Examine the records and identify each line that includes the string "JSON". Copy those lines.

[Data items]
= = = = = = =
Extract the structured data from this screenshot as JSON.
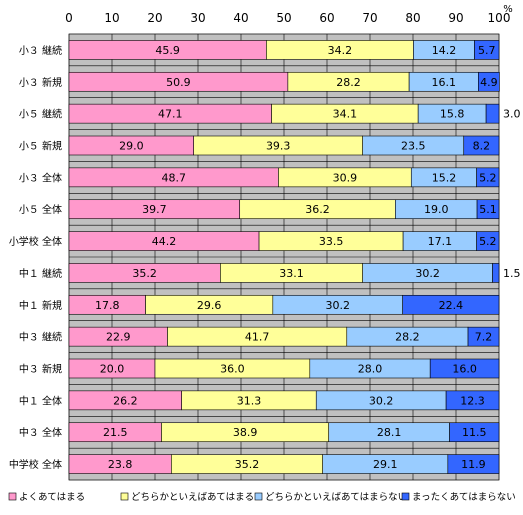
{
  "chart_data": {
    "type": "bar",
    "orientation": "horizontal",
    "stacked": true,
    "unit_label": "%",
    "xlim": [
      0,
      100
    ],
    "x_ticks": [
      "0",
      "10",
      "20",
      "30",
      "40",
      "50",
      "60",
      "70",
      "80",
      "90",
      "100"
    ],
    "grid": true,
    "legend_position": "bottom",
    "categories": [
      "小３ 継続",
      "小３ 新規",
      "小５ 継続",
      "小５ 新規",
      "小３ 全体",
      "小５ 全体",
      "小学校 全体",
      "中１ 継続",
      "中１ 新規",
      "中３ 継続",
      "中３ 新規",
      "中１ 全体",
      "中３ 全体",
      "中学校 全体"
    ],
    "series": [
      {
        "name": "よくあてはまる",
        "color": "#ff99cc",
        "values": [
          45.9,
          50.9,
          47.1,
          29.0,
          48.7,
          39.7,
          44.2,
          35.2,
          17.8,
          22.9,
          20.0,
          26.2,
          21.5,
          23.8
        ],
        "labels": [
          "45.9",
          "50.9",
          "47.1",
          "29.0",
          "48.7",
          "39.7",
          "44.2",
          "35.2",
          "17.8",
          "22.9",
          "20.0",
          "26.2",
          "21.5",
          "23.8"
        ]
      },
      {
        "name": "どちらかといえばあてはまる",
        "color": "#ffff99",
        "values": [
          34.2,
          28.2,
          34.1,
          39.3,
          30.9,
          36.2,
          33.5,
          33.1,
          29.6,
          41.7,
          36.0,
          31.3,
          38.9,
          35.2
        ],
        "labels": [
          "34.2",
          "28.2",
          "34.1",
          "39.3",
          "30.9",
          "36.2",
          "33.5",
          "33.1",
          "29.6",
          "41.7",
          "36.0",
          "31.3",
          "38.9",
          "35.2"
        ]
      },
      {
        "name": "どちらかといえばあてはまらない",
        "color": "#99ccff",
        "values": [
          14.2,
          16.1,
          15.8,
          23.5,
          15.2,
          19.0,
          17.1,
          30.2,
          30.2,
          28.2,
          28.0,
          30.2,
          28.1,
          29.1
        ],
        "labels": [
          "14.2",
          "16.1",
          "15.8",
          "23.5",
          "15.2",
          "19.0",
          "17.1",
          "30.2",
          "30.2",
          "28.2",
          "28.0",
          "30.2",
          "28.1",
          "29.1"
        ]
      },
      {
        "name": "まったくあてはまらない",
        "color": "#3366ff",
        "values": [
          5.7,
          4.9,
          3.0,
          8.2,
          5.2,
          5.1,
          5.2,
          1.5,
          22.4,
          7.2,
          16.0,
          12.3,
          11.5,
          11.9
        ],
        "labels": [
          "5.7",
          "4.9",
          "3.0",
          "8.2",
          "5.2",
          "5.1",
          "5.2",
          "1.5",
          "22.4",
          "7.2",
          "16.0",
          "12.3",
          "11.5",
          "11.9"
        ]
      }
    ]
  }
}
= = = = = = =
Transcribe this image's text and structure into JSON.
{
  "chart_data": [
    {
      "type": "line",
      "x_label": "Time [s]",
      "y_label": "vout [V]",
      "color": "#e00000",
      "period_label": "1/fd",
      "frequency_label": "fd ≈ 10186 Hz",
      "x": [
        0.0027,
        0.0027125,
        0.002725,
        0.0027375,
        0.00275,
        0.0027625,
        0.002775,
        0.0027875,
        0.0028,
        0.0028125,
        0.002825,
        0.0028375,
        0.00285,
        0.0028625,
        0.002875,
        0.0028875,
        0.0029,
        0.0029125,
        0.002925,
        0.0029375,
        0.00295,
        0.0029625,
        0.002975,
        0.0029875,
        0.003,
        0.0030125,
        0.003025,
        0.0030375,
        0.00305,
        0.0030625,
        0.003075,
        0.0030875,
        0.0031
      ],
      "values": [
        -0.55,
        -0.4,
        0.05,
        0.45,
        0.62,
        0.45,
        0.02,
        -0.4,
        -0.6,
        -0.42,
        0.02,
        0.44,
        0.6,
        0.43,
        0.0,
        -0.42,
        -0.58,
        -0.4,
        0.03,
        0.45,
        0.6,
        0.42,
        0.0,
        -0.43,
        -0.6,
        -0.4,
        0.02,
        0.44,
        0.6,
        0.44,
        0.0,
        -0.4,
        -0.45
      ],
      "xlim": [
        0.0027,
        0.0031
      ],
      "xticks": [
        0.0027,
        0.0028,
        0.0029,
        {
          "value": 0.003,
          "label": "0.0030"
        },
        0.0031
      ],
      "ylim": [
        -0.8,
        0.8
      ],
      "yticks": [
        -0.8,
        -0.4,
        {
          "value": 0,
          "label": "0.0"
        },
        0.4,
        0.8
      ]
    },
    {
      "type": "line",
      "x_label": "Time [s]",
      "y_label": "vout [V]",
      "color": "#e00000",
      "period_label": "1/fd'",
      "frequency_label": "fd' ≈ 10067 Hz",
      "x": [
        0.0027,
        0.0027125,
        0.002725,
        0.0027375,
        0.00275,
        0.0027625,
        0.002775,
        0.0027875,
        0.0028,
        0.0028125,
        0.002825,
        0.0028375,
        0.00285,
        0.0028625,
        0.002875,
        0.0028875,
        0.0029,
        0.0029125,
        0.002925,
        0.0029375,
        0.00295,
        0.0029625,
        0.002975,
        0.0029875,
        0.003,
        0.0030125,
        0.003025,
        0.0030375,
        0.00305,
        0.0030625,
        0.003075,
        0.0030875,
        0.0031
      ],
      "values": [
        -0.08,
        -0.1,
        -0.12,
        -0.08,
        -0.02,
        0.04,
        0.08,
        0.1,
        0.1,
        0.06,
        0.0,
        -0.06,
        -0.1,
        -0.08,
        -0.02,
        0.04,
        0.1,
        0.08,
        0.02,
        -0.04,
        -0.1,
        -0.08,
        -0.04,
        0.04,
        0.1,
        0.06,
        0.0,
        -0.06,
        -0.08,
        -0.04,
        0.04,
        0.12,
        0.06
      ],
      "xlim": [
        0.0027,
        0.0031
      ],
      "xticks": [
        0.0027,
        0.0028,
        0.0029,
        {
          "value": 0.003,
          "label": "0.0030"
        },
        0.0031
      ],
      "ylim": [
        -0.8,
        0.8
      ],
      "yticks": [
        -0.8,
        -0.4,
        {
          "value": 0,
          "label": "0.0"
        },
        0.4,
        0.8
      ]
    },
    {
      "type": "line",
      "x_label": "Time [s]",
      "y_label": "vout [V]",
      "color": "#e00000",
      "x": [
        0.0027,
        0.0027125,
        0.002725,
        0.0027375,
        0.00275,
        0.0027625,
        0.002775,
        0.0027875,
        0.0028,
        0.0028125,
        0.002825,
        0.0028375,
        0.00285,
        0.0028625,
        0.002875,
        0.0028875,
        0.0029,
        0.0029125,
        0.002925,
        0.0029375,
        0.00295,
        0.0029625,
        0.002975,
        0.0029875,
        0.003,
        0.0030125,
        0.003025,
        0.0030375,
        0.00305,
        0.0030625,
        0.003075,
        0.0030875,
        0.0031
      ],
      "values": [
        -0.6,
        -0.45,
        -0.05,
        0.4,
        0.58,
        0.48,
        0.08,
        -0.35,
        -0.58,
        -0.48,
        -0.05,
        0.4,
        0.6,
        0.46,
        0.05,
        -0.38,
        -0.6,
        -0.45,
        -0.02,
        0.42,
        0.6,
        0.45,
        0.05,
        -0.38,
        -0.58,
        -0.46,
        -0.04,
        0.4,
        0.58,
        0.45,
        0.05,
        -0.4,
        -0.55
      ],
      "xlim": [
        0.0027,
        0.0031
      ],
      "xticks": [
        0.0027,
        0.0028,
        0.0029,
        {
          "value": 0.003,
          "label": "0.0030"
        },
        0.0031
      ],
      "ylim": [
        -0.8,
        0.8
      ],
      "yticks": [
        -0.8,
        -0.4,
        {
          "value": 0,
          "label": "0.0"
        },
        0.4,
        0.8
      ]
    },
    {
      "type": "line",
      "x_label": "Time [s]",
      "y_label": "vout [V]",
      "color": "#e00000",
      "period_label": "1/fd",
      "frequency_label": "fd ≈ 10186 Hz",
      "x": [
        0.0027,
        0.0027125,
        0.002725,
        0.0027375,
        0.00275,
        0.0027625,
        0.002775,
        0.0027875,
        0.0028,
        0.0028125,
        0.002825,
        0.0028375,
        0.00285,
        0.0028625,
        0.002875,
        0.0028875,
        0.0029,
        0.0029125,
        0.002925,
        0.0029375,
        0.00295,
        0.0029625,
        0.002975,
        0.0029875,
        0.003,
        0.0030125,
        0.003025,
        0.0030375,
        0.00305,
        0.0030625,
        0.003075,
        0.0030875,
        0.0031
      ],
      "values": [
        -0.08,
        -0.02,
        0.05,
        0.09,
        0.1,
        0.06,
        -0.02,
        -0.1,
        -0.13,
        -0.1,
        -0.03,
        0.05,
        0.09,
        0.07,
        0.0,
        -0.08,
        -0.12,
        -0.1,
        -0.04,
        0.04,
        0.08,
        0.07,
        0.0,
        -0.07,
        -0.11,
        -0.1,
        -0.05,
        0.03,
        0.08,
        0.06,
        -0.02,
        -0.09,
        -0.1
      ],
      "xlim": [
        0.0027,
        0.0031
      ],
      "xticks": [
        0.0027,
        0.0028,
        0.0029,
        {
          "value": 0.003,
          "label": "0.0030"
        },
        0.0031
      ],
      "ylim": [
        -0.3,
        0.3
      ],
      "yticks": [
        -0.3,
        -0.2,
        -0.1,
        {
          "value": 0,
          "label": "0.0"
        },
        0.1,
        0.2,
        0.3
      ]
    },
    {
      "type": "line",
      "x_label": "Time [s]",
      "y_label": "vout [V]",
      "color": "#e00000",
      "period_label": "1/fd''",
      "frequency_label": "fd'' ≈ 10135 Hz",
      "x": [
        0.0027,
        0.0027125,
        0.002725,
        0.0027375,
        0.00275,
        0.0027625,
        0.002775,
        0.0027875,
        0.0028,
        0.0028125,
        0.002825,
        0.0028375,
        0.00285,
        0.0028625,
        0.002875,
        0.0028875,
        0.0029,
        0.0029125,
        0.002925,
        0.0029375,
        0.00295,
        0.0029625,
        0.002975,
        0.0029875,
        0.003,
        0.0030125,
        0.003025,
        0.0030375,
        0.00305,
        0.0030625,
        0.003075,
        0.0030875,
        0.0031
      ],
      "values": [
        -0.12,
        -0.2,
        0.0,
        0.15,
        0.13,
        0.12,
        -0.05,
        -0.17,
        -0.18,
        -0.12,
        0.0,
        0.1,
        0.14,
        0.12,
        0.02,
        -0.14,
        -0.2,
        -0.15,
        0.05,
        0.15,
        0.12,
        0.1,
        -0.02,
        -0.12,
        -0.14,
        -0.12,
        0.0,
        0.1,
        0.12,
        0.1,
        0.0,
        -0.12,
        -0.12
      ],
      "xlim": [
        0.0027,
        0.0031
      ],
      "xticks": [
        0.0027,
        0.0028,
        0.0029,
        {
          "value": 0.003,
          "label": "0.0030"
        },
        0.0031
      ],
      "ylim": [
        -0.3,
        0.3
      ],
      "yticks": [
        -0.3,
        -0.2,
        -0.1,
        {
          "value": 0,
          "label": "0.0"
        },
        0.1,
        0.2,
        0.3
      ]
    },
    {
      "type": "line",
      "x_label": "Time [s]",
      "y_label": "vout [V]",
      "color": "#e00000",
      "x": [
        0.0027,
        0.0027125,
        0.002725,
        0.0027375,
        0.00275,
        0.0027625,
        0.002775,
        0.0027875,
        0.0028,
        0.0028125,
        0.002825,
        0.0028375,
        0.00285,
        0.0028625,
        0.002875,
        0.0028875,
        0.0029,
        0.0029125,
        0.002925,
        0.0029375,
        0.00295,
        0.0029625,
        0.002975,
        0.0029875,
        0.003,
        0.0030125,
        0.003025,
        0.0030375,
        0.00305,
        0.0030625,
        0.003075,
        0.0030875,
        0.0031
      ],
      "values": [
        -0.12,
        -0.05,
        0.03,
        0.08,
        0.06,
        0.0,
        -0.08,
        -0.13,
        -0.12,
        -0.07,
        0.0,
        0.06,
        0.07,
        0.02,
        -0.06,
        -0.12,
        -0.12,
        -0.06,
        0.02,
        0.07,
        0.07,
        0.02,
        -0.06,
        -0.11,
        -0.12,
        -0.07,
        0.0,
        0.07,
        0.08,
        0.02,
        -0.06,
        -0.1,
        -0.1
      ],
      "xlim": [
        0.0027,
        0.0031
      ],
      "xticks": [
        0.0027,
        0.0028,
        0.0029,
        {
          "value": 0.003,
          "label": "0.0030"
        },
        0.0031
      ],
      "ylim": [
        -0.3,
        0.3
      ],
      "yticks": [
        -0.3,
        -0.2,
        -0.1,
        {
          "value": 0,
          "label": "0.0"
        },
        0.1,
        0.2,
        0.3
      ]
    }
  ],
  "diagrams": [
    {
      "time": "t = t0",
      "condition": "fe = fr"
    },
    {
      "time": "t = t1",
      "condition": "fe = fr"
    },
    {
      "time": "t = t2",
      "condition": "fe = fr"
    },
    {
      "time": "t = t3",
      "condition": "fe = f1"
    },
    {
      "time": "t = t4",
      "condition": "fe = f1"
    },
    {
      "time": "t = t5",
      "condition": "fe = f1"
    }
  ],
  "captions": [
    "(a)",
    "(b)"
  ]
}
= = = = = = =
▶ _Correct output_
Extract the structured data from this screenshot as JSON.
Transcribe this image's text and structure into JSON.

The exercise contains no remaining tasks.